---------- Records provided ----------

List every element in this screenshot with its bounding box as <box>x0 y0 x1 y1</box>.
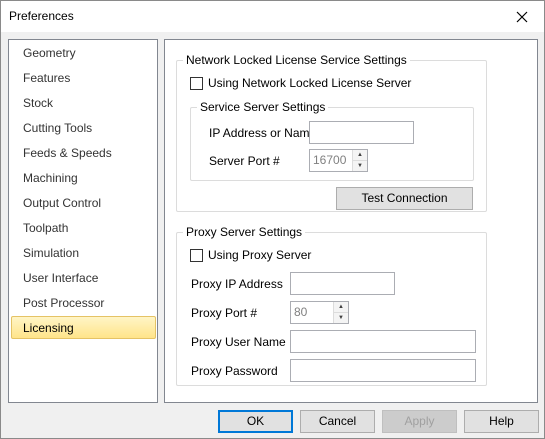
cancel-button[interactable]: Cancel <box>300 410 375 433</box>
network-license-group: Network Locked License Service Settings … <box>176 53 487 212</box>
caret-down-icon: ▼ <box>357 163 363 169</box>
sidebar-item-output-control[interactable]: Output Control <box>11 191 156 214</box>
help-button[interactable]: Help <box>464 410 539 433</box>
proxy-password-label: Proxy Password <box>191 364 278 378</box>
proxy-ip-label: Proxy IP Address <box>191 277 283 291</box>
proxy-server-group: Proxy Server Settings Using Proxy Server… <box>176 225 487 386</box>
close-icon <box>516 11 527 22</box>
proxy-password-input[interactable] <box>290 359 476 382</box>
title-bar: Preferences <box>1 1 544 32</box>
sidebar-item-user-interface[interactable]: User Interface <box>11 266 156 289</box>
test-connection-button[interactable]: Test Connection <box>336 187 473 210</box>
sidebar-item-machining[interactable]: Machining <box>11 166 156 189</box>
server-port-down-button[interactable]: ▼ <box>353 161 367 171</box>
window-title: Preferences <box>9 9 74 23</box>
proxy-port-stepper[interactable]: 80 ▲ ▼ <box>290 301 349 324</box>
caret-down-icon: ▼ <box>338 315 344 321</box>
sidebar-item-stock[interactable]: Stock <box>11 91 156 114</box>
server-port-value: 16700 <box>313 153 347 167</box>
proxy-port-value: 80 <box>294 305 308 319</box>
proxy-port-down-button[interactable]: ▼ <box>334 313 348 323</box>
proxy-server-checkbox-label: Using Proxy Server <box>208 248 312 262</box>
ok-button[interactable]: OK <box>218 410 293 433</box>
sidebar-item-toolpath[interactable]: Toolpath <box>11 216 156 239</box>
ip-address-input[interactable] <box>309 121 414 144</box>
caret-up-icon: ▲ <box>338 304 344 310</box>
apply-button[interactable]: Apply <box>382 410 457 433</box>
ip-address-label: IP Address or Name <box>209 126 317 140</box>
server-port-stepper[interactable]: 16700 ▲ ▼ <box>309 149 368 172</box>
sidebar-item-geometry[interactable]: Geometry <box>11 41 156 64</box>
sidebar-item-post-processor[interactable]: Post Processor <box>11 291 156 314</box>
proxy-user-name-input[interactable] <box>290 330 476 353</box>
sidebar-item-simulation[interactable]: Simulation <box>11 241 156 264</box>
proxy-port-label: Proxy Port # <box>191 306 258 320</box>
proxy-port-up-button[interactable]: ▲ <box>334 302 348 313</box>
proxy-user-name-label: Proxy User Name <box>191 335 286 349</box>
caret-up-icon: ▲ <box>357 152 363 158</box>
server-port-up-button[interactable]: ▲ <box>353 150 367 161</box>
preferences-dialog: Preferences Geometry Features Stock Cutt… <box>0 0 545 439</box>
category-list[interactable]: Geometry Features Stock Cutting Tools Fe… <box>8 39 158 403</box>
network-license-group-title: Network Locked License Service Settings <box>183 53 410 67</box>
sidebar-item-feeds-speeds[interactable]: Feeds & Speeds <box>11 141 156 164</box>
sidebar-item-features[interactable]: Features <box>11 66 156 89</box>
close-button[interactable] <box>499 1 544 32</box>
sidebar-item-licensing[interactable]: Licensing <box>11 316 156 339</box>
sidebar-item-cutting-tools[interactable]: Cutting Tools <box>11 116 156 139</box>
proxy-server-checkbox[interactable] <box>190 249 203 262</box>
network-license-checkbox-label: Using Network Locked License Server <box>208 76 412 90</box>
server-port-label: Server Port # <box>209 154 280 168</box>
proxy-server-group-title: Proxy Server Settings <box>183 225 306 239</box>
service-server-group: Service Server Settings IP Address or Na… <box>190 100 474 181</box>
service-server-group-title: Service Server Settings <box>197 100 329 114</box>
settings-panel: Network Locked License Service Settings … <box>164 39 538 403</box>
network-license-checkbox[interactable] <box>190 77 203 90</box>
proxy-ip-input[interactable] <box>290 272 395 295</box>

----------
---------- Records provided ----------

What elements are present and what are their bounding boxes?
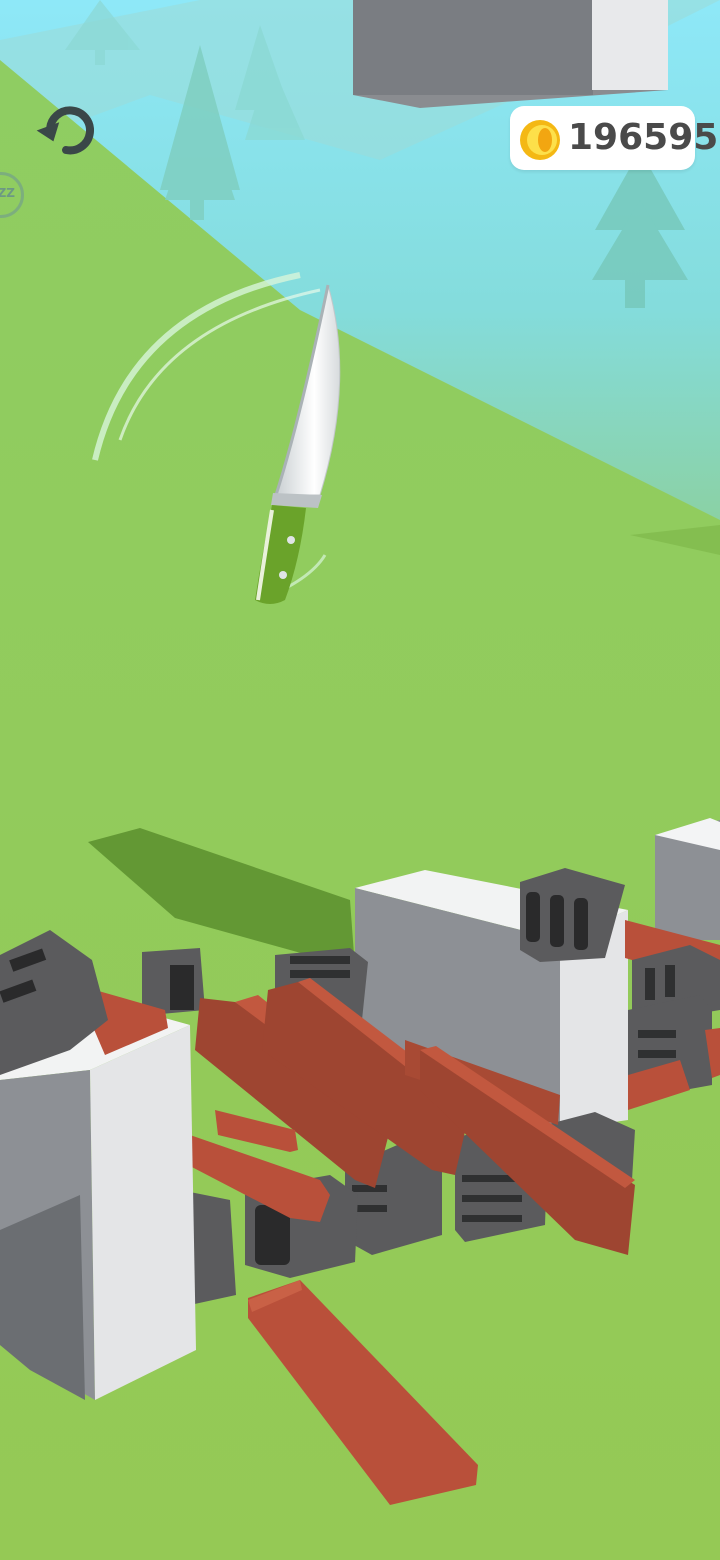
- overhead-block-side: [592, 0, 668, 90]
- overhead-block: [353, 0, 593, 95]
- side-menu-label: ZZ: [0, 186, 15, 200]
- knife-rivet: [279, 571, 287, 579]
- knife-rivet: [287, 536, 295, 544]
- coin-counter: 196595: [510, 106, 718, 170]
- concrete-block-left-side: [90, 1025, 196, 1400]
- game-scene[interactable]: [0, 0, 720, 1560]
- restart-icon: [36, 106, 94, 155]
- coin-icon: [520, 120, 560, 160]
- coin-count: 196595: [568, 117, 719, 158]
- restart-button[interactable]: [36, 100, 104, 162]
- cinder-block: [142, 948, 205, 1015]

----------

Please render the lines of the first listing between the line containing "cancel-button[interactable]: Cancel <box>300" and the line containing "help-button[interactable]: Help <box>464", inclusive, as a JSON list of strings, one string per line, leaving out blank lines.

# Complete answer
[
  "cancel-button[interactable]: Cancel <box>300 410 375 433</box>",
  "network-license-group: Network Locked License Service Settings … <box>176 53 487 212</box>",
  "caret-down-icon: ▼ <box>357 163 363 169</box>",
  "sidebar-item-output-control[interactable]: Output Control <box>11 191 156 214</box>",
  "help-button[interactable]: Help <box>464 410 539 433</box>"
]